§ Request: Rewrite the stretch of the records that opens with the line containing "paragraph-line: 级支出 0" and closes with the line containing "paragraph-line: 2024 年度支出合计" as a Markdown table with the columns Row and Line. Number each line and leave out any blank lines.

§ Data supplied:
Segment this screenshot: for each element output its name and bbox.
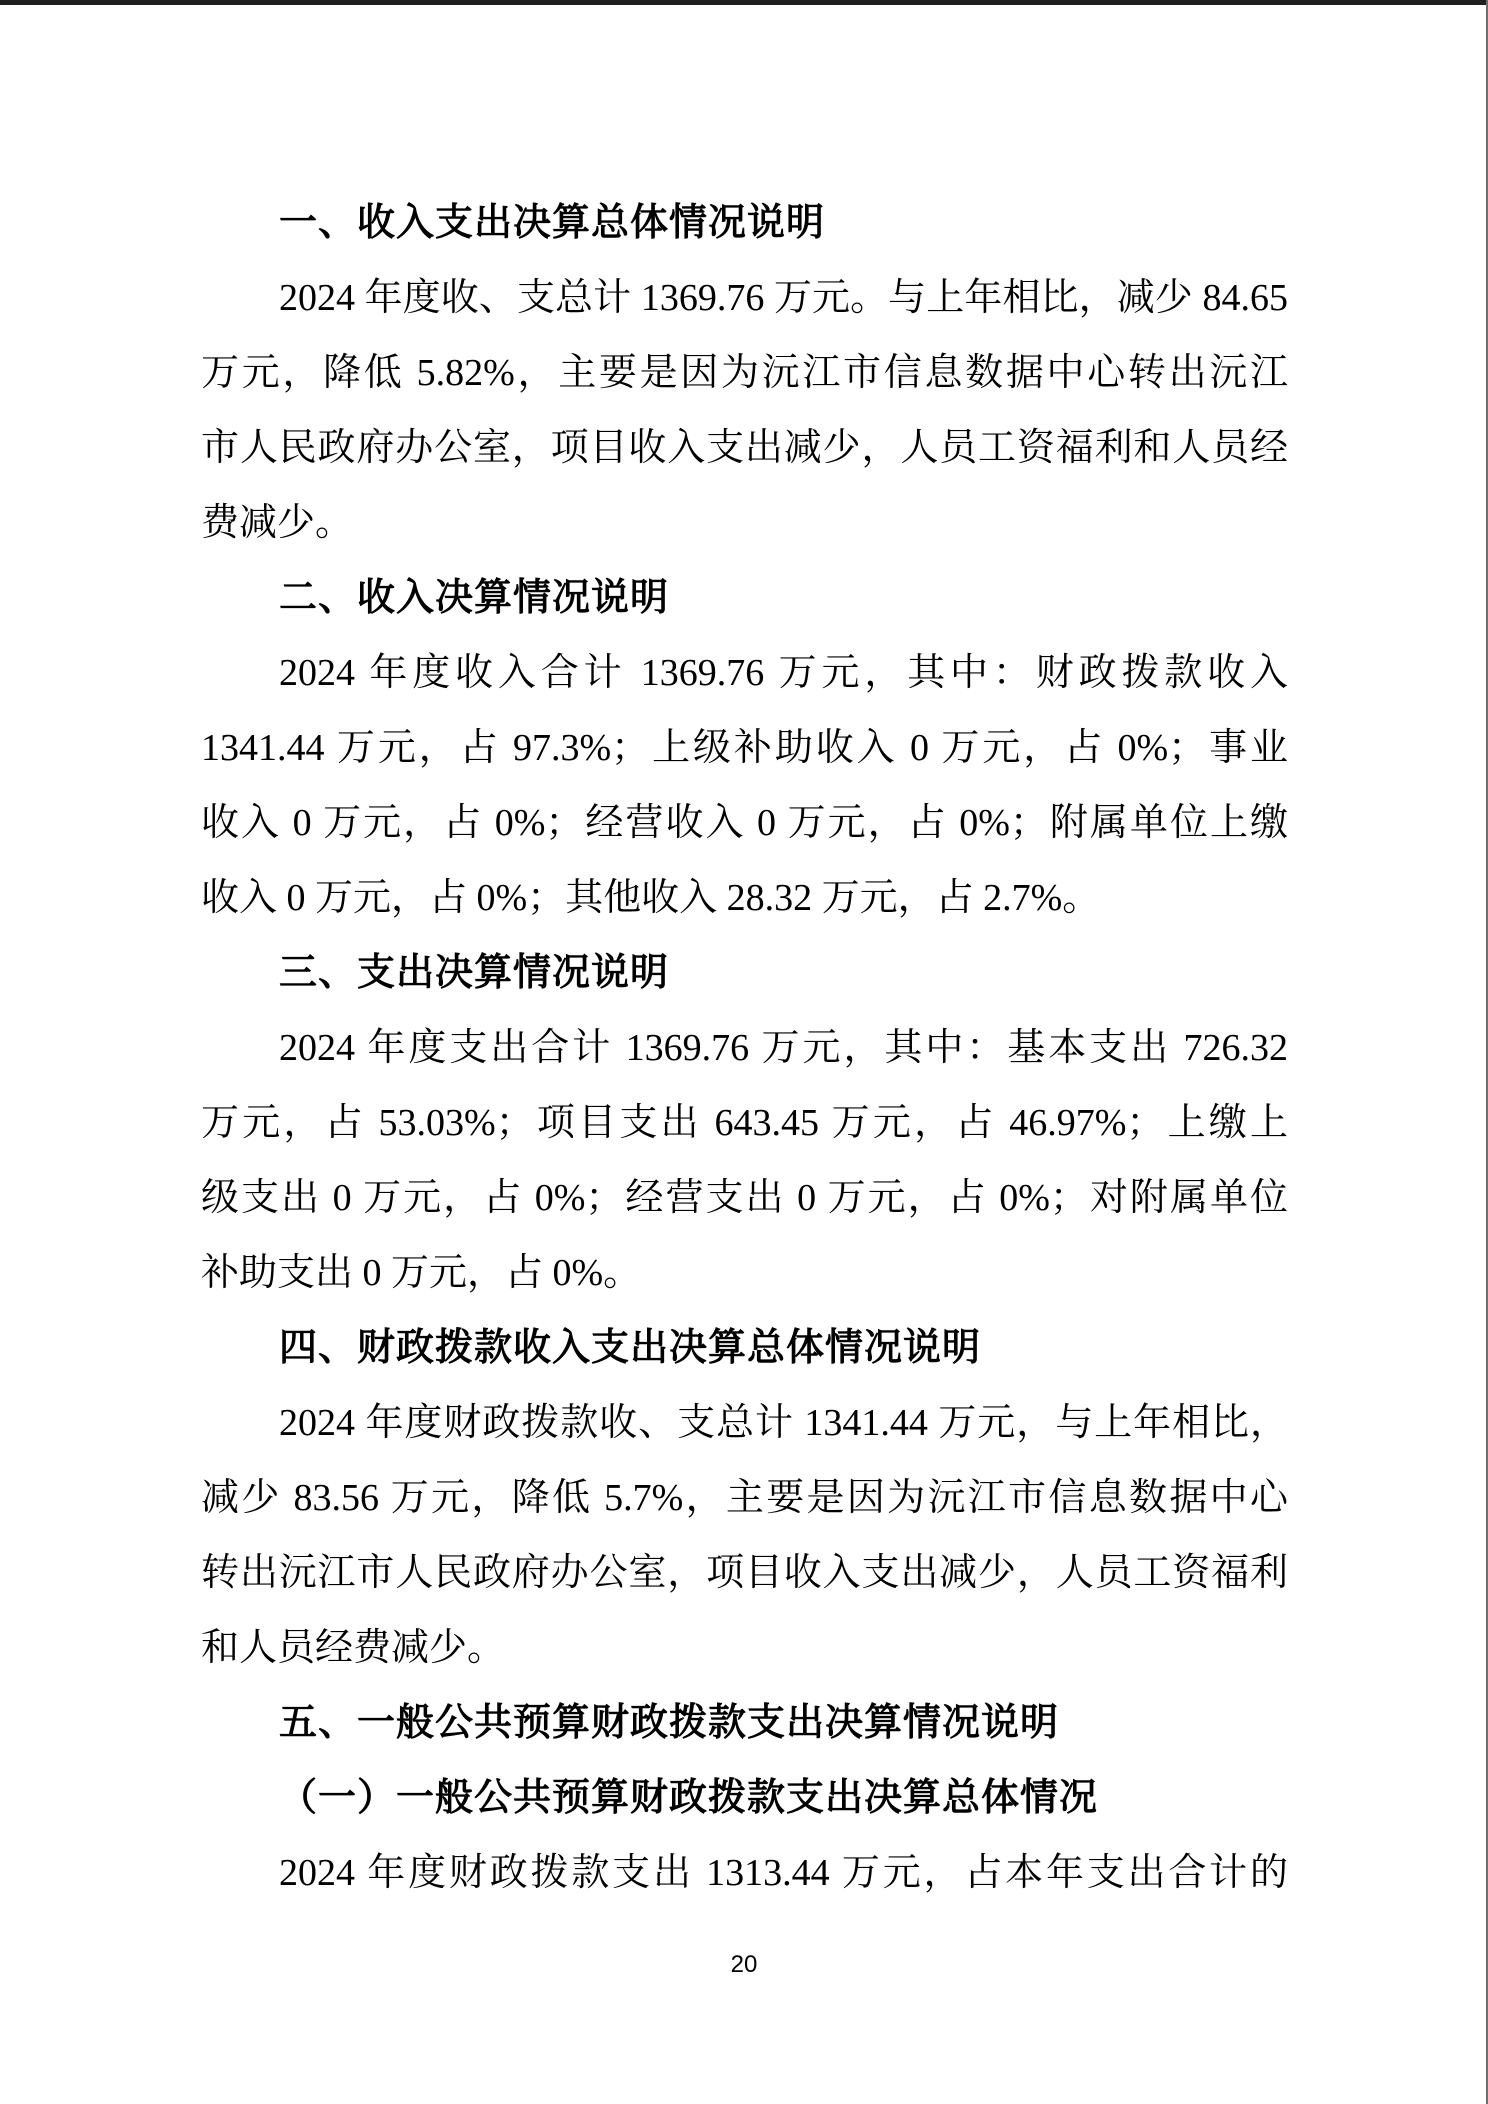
paragraph-line: 级支出 0 万元，占 0%；经营支出 0 万元，占 0%；对附属单位 (201, 1161, 1288, 1236)
paragraph-line: 收入 0 万元，占 0%；其他收入 28.32 万元，占 2.7%。 (201, 861, 1288, 936)
paragraph-line: 万元，降低 5.82%，主要是因为沅江市信息数据中心转出沅江 (201, 336, 1288, 411)
document-body: 一、收入支出决算总体情况说明 2024 年度收、支总计 1369.76 万元。与… (201, 186, 1288, 1911)
paragraph-line: 2024 年度收、支总计 1369.76 万元。与上年相比，减少 84.65 (201, 261, 1288, 336)
section-heading-5: 五、一般公共预算财政拨款支出决算情况说明 (201, 1686, 1288, 1761)
section-heading-2: 二、收入决算情况说明 (201, 561, 1288, 636)
paragraph-line: 2024 年度财政拨款收、支总计 1341.44 万元，与上年相比， (201, 1386, 1288, 1461)
sub-heading-5-1: （一）一般公共预算财政拨款支出决算总体情况 (201, 1761, 1288, 1836)
page-number: 20 (0, 1950, 1488, 1980)
paragraph-line: 1341.44 万元，占 97.3%；上级补助收入 0 万元，占 0%；事业 (201, 711, 1288, 786)
paragraph-line: 减少 83.56 万元，降低 5.7%，主要是因为沅江市信息数据中心 (201, 1461, 1288, 1536)
section-heading-3: 三、支出决算情况说明 (201, 936, 1288, 1011)
paragraph-line: 费减少。 (201, 486, 1288, 561)
paragraph-line: 2024 年度财政拨款支出 1313.44 万元，占本年支出合计的 (201, 1836, 1288, 1911)
paragraph-line: 2024 年度支出合计 1369.76 万元，其中：基本支出 726.32 (201, 1011, 1288, 1086)
paragraph-line: 万元，占 53.03%；项目支出 643.45 万元，占 46.97%；上缴上 (201, 1086, 1288, 1161)
page-top-border (0, 0, 1488, 5)
section-heading-1: 一、收入支出决算总体情况说明 (201, 186, 1288, 261)
section-heading-4: 四、财政拨款收入支出决算总体情况说明 (201, 1311, 1288, 1386)
paragraph-line: 补助支出 0 万元，占 0%。 (201, 1236, 1288, 1311)
paragraph-line: 转出沅江市人民政府办公室，项目收入支出减少，人员工资福利 (201, 1536, 1288, 1611)
paragraph-line: 收入 0 万元，占 0%；经营收入 0 万元，占 0%；附属单位上缴 (201, 786, 1288, 861)
paragraph-line: 和人员经费减少。 (201, 1611, 1288, 1686)
paragraph-line: 2024 年度收入合计 1369.76 万元，其中：财政拨款收入 (201, 636, 1288, 711)
paragraph-line: 市人民政府办公室，项目收入支出减少，人员工资福利和人员经 (201, 411, 1288, 486)
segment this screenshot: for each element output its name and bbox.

§ Task output:
| Row | Line |
|---|---|
| 1 | paragraph-line: 级支出 0 万元，占 0%；经营支出 0 万元，占 0%；对附属单位 (201, 1161, 1288, 1236) |
| 2 | paragraph-line: 收入 0 万元，占 0%；其他收入 28.32 万元，占 2.7%。 (201, 861, 1288, 936) |
| 3 | paragraph-line: 万元，降低 5.82%，主要是因为沅江市信息数据中心转出沅江 (201, 336, 1288, 411) |
| 4 | document-body: 一、收入支出决算总体情况说明 2024 年度收、支总计 1369.76 万元。与… (201, 186, 1288, 1911) |
| 5 | paragraph-line: 2024 年度收、支总计 1369.76 万元。与上年相比，减少 84.65 (201, 261, 1288, 336) |
| 6 | section-heading-5: 五、一般公共预算财政拨款支出决算情况说明 (201, 1686, 1288, 1761) |
| 7 | section-heading-2: 二、收入决算情况说明 (201, 561, 1288, 636) |
| 8 | paragraph-line: 2024 年度财政拨款收、支总计 1341.44 万元，与上年相比， (201, 1386, 1288, 1461) |
| 9 | sub-heading-5-1: （一）一般公共预算财政拨款支出决算总体情况 (201, 1761, 1288, 1836) |
| 10 | page-number: 20 (0, 1950, 1488, 1980) |
| 11 | paragraph-line: 1341.44 万元，占 97.3%；上级补助收入 0 万元，占 0%；事业 (201, 711, 1288, 786) |
| 12 | paragraph-line: 减少 83.56 万元，降低 5.7%，主要是因为沅江市信息数据中心 (201, 1461, 1288, 1536) |
| 13 | section-heading-3: 三、支出决算情况说明 (201, 936, 1288, 1011) |
| 14 | paragraph-line: 费减少。 (201, 486, 1288, 561) |
| 15 | paragraph-line: 2024 年度财政拨款支出 1313.44 万元，占本年支出合计的 (201, 1836, 1288, 1911) |
| 16 | paragraph-line: 2024 年度支出合计 1369.76 万元，其中：基本支出 726.32 (201, 1011, 1288, 1086) |